**Task objective**
Can you copy out the data exactly? Leave the images out.

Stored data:
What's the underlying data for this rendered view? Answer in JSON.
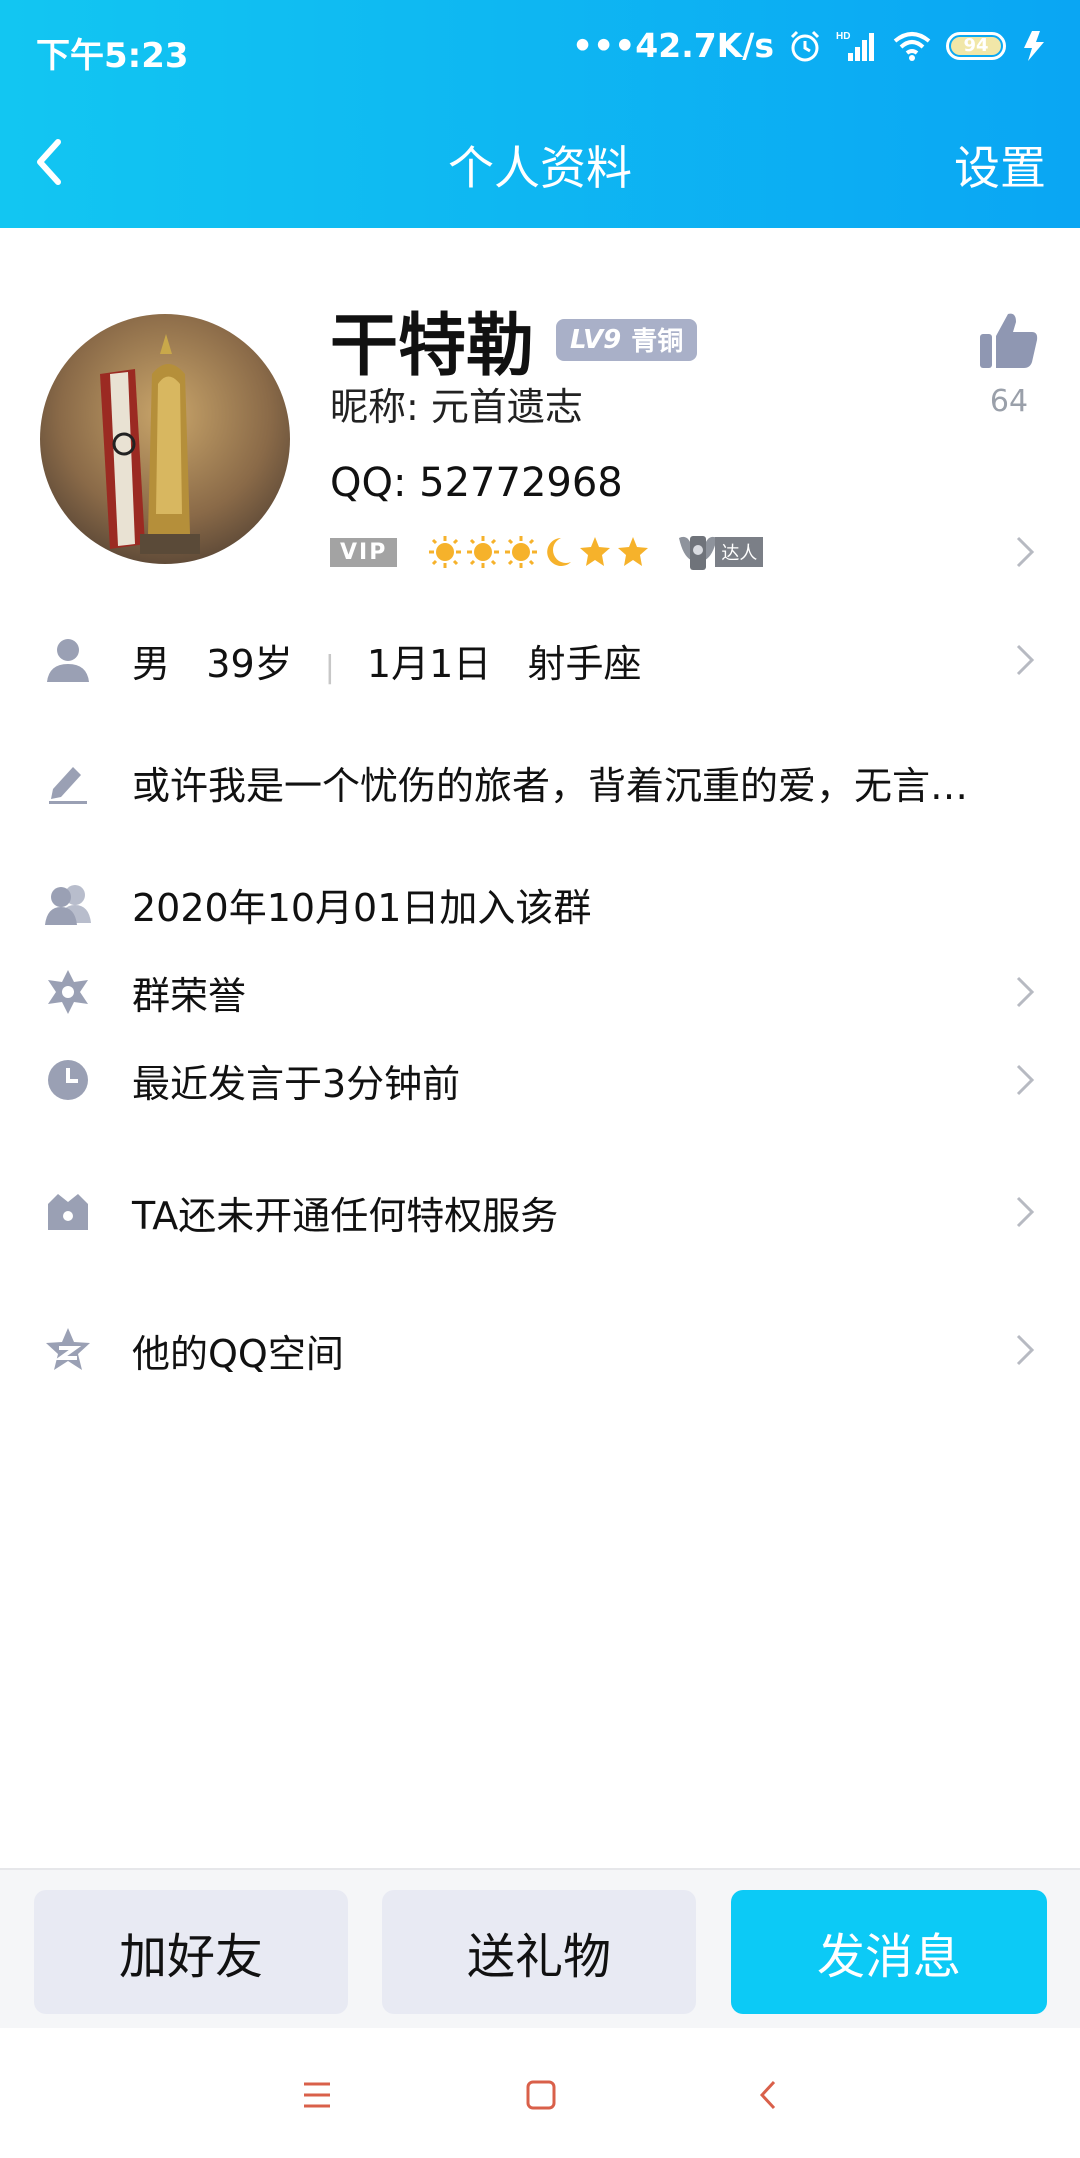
{
  "status_bar": {
    "time": "下午5:23",
    "network_speed": "•••42.7K/s",
    "battery": "94"
  },
  "nav": {
    "title": "个人资料",
    "settings_label": "设置"
  },
  "profile": {
    "name": "干特勒",
    "level_prefix": "LV9",
    "level_name": "青铜",
    "nickname": "昵称: 元首遗志",
    "qq": "QQ: 52772968",
    "vip_label": "VIP",
    "daren_label": "达人",
    "like_count": "64"
  },
  "rows": {
    "basic": {
      "gender": "男",
      "age": "39岁",
      "birthday": "1月1日",
      "zodiac": "射手座"
    },
    "signature": "或许我是一个忧伤的旅者，背着沉重的爱，无言…",
    "join_date": "2020年10月01日加入该群",
    "honor": "群荣誉",
    "last_speak": "最近发言于3分钟前",
    "privilege": "TA还未开通任何特权服务",
    "qzone": "他的QQ空间"
  },
  "actions": {
    "add_friend": "加好友",
    "send_gift": "送礼物",
    "send_message": "发消息"
  },
  "colors": {
    "header_start": "#12c6f2",
    "header_end": "#0aa6f3",
    "accent": "#0ccaf6",
    "icon_gray": "#9aa0b4"
  }
}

**Full answer**
What's the underlying data for this rendered view? Answer in JSON.
{
  "status_bar": {
    "time": "下午5:23",
    "network_speed": "•••42.7K/s",
    "battery": "94"
  },
  "nav": {
    "title": "个人资料",
    "settings_label": "设置"
  },
  "profile": {
    "name": "干特勒",
    "level_prefix": "LV9",
    "level_name": "青铜",
    "nickname": "昵称: 元首遗志",
    "qq": "QQ: 52772968",
    "vip_label": "VIP",
    "daren_label": "达人",
    "like_count": "64"
  },
  "rows": {
    "basic": {
      "gender": "男",
      "age": "39岁",
      "birthday": "1月1日",
      "zodiac": "射手座"
    },
    "signature": "或许我是一个忧伤的旅者，背着沉重的爱，无言…",
    "join_date": "2020年10月01日加入该群",
    "honor": "群荣誉",
    "last_speak": "最近发言于3分钟前",
    "privilege": "TA还未开通任何特权服务",
    "qzone": "他的QQ空间"
  },
  "actions": {
    "add_friend": "加好友",
    "send_gift": "送礼物",
    "send_message": "发消息"
  },
  "colors": {
    "header_start": "#12c6f2",
    "header_end": "#0aa6f3",
    "accent": "#0ccaf6",
    "icon_gray": "#9aa0b4"
  }
}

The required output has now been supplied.